### What to produce
Transcribe all of the material below word for word and leave out its pictures.

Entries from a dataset
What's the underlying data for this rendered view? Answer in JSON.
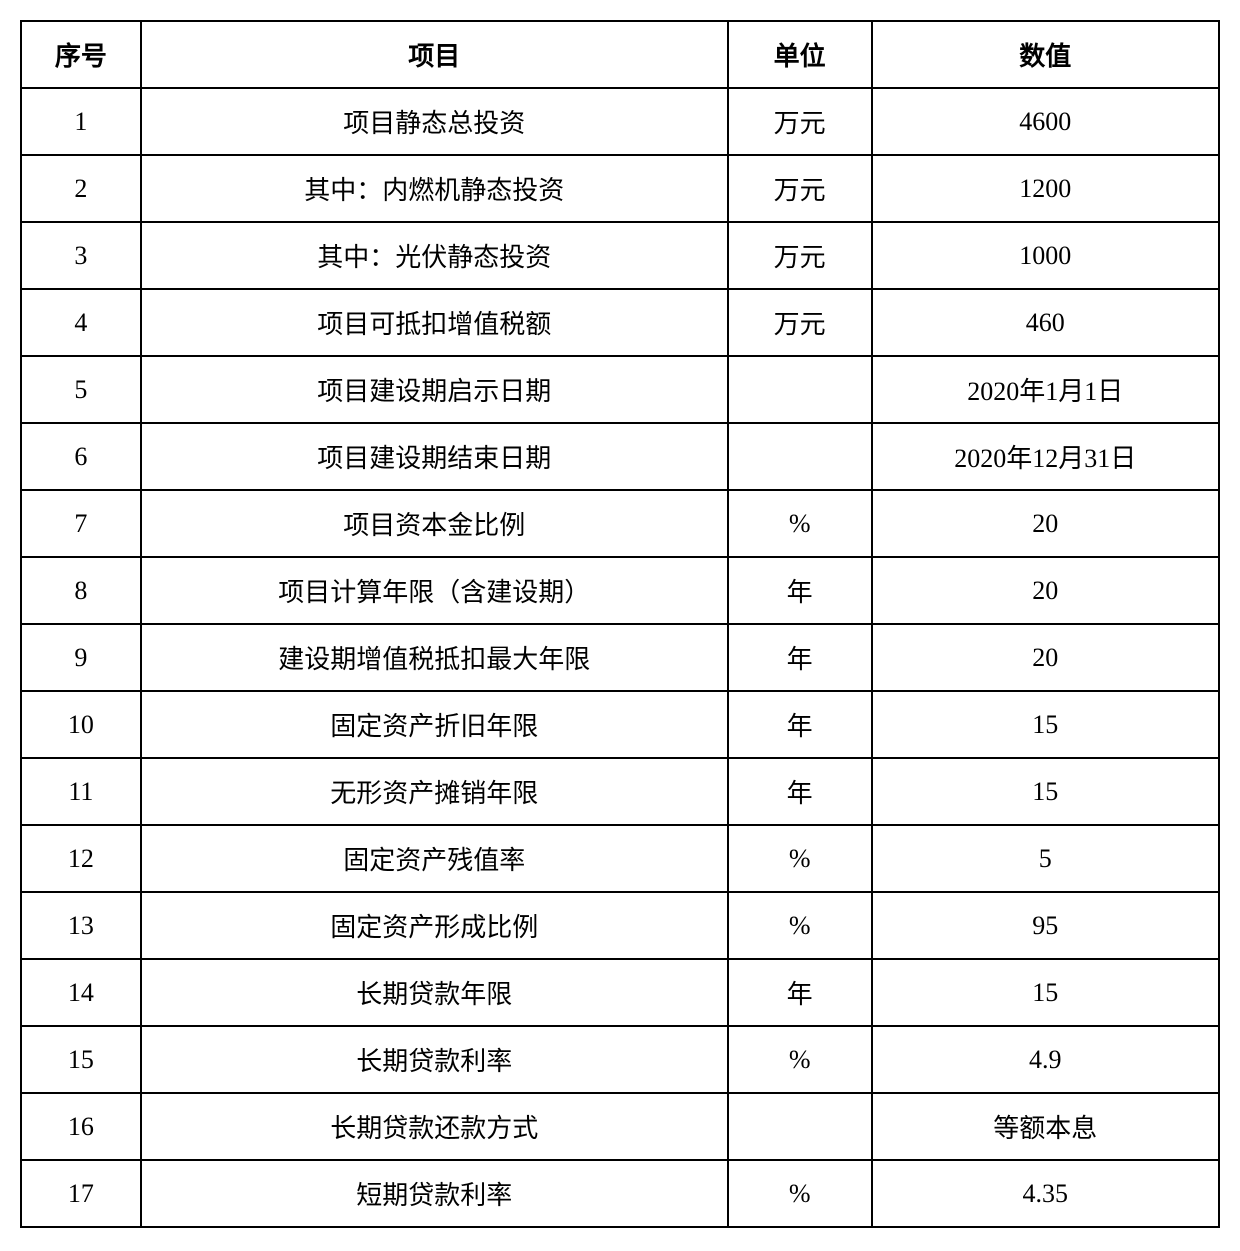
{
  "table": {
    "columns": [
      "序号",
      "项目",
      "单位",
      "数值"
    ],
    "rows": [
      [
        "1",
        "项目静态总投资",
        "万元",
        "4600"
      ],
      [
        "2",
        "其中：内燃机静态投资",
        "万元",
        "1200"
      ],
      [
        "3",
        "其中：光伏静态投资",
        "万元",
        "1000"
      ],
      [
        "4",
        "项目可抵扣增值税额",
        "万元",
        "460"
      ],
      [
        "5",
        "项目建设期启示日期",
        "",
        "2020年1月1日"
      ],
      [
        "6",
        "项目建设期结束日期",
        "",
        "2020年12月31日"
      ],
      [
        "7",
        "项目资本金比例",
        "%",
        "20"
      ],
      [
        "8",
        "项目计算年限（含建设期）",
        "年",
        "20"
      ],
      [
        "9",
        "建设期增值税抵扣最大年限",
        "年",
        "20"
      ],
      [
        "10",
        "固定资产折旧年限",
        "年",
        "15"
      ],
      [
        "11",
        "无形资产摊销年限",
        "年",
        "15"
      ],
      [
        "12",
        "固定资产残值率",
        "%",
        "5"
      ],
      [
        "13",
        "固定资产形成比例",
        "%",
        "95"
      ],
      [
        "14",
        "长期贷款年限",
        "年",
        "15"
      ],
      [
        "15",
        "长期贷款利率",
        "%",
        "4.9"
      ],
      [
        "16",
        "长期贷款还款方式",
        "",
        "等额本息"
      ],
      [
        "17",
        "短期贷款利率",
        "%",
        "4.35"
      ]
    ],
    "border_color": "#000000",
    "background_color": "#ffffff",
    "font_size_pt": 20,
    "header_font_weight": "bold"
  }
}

### Result for this task
What's the underlying data for this rendered view? Answer in JSON.
{
  "table": {
    "columns": [
      "序号",
      "项目",
      "单位",
      "数值"
    ],
    "rows": [
      [
        "1",
        "项目静态总投资",
        "万元",
        "4600"
      ],
      [
        "2",
        "其中：内燃机静态投资",
        "万元",
        "1200"
      ],
      [
        "3",
        "其中：光伏静态投资",
        "万元",
        "1000"
      ],
      [
        "4",
        "项目可抵扣增值税额",
        "万元",
        "460"
      ],
      [
        "5",
        "项目建设期启示日期",
        "",
        "2020年1月1日"
      ],
      [
        "6",
        "项目建设期结束日期",
        "",
        "2020年12月31日"
      ],
      [
        "7",
        "项目资本金比例",
        "%",
        "20"
      ],
      [
        "8",
        "项目计算年限（含建设期）",
        "年",
        "20"
      ],
      [
        "9",
        "建设期增值税抵扣最大年限",
        "年",
        "20"
      ],
      [
        "10",
        "固定资产折旧年限",
        "年",
        "15"
      ],
      [
        "11",
        "无形资产摊销年限",
        "年",
        "15"
      ],
      [
        "12",
        "固定资产残值率",
        "%",
        "5"
      ],
      [
        "13",
        "固定资产形成比例",
        "%",
        "95"
      ],
      [
        "14",
        "长期贷款年限",
        "年",
        "15"
      ],
      [
        "15",
        "长期贷款利率",
        "%",
        "4.9"
      ],
      [
        "16",
        "长期贷款还款方式",
        "",
        "等额本息"
      ],
      [
        "17",
        "短期贷款利率",
        "%",
        "4.35"
      ]
    ],
    "border_color": "#000000",
    "background_color": "#ffffff",
    "font_size_pt": 20,
    "header_font_weight": "bold"
  }
}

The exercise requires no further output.